- Your instructions
Each entry below should be reproduced character for character.

#####

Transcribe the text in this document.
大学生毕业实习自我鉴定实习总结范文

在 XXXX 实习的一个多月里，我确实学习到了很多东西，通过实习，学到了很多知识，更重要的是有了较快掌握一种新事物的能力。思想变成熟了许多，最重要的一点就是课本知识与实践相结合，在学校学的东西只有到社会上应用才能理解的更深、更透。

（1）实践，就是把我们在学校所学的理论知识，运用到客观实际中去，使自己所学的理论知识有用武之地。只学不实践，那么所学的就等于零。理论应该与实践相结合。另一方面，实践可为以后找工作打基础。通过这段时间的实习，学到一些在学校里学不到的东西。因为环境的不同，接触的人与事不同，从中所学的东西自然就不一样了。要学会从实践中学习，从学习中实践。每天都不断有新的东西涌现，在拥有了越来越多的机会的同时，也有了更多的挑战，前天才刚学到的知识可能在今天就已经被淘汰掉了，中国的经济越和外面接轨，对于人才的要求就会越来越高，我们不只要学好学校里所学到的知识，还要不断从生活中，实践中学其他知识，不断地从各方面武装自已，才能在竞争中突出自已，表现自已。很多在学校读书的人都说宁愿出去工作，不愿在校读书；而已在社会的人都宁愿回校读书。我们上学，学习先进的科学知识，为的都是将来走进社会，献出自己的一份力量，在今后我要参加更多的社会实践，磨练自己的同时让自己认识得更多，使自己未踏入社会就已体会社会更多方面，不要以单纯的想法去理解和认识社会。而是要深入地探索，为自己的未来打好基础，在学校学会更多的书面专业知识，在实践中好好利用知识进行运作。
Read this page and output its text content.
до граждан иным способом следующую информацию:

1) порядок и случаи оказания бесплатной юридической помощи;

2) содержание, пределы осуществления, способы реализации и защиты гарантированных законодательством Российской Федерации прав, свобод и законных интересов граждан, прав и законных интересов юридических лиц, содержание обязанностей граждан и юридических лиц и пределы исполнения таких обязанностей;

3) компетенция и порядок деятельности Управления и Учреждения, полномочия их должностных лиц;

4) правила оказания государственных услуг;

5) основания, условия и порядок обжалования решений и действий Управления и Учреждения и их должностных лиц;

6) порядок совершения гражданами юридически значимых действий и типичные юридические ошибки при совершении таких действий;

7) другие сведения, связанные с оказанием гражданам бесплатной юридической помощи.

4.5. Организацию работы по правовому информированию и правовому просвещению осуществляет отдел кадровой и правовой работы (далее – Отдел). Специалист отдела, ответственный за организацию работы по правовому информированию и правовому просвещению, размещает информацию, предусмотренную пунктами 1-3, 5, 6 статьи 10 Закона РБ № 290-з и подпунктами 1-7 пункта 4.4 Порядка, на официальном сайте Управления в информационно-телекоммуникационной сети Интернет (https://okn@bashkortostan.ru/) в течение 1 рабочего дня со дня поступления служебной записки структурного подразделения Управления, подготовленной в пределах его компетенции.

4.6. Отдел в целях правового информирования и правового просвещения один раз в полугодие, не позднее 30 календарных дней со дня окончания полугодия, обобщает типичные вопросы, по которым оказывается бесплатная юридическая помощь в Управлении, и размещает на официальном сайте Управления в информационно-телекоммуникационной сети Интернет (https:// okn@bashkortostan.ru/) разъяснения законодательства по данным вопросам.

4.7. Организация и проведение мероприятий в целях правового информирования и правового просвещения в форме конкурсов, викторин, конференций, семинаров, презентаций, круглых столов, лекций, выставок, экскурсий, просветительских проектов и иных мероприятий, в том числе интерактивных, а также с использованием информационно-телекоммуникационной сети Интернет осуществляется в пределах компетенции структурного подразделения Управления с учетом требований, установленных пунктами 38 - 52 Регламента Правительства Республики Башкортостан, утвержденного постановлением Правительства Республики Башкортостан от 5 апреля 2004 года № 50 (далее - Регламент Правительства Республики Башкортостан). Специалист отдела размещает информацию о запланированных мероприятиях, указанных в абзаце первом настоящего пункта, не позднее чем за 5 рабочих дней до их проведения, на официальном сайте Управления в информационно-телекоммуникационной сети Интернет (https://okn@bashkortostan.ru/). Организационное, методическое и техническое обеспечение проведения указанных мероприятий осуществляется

#####

- Exercise response
Transcribe the text in this document.
大学生毕业实习自我鉴定实习总结范文

在 XXXX 实习的一个多月里，我确实学习到了很多东西，通过实习，学到了很多知识，更重要的是有了较快掌握一种新事物的能力。思想变成熟了许多，最重要的一点就是课本知识与实践相结合，在学校学的东西只有到社会上应用才能理解的更深、更透。

（1）实践，就是把我们在学校所学的理论知识，运用到客观实际中去，使自己所学的理论知识有用武之地。只学不实践，那么所学的就等于零。理论应该与实践相结合。另一方面，实践可为以后找工作打基础。通过这段时间的实习，学到一些在学校里学不到的东西。因为环境的不同，接触的人与事不同，从中所学的东西自然就不一样了。要学会从实践中学习，从学习中实践。每天都不断有新的东西涌现，在拥有了越来越多的机会的同时，也有了更多的挑战，前天才刚学到的知识可能在今天就已经被淘汰掉了，中国的经济越和外面接轨，对于人才的要求就会越来越高，我们不只要学好学校里所学到的知识，还要不断从生活中，实践中学其他知识，不断地从各方面武装自已，才能在竞争中突出自已，表现自已。很多在学校读书的人都说宁愿出去工作，不愿在校读书；而已在社会的人都宁愿回校读书。我们上学，学习先进的科学知识，为的都是将来走进社会，献出自己的一份力量，在今后我要参加更多的社会实践，磨练自己的同时让自己认识得更多，使自己未踏入社会就已体会社会更多方面，不要以单纯的想法去理解和认识社会。而是要深入地探索，为自己的未来打好基础，在学校学会更多的书面专业知识，在实践中好好利用知识进行运作。
Read this page and output its text content.
до граждан иным способом следующую информацию:

1) порядок и случаи оказания бесплатной юридической помощи;

2) содержание, пределы осуществления, способы реализации и защиты гарантированных законодательством Российской Федерации прав, свобод и законных интересов граждан, прав и законных интересов юридических лиц, содержание обязанностей граждан и юридических лиц и пределы исполнения таких обязанностей;

3) компетенция и порядок деятельности Управления и Учреждения, полномочия их должностных лиц;

4) правила оказания государственных услуг;

5) основания, условия и порядок обжалования решений и действий Управления и Учреждения и их должностных лиц;

6) порядок совершения гражданами юридически значимых действий и типичные юридические ошибки при совершении таких действий;

7) другие сведения, связанные с оказанием гражданам бесплатной юридической помощи.

4.5. Организацию работы по правовому информированию и правовому просвещению осуществляет отдел кадровой и правовой работы (далее – Отдел). Специалист отдела, ответственный за организацию работы по правовому информированию и правовому просвещению, размещает информацию, предусмотренную пунктами 1-3, 5, 6 статьи 10 Закона РБ № 290-з и подпунктами 1-7 пункта 4.4 Порядка, на официальном сайте Управления в информационно-телекоммуникационной сети Интернет (https://okn@bashkortostan.ru/) в течение 1 рабочего дня со дня поступления служебной записки структурного подразделения Управления, подготовленной в пределах его компетенции.

4.6. Отдел в целях правового информирования и правового просвещения один раз в полугодие, не позднее 30 календарных дней со дня окончания полугодия, обобщает типичные вопросы, по которым оказывается бесплатная юридическая помощь в Управлении, и размещает на официальном сайте Управления в информационно-телекоммуникационной сети Интернет (https:// okn@bashkortostan.ru/) разъяснения законодательства по данным вопросам.

4.7. Организация и проведение мероприятий в целях правового информирования и правового просвещения в форме конкурсов, викторин, конференций, семинаров, презентаций, круглых столов, лекций, выставок, экскурсий, просветительских проектов и иных мероприятий, в том числе интерактивных, а также с использованием информационно-телекоммуникационной сети Интернет осуществляется в пределах компетенции структурного подразделения Управления с учетом требований, установленных пунктами 38 - 52 Регламента Правительства Республики Башкортостан, утвержденного постановлением Правительства Республики Башкортостан от 5 апреля 2004 года № 50 (далее - Регламент Правительства Республики Башкортостан). Специалист отдела размещает информацию о запланированных мероприятиях, указанных в абзаце первом настоящего пункта, не позднее чем за 5 рабочих дней до их проведения, на официальном сайте Управления в информационно-телекоммуникационной сети Интернет (https://okn@bashkortostan.ru/). Организационное, методическое и техническое обеспечение проведения указанных мероприятий осуществляется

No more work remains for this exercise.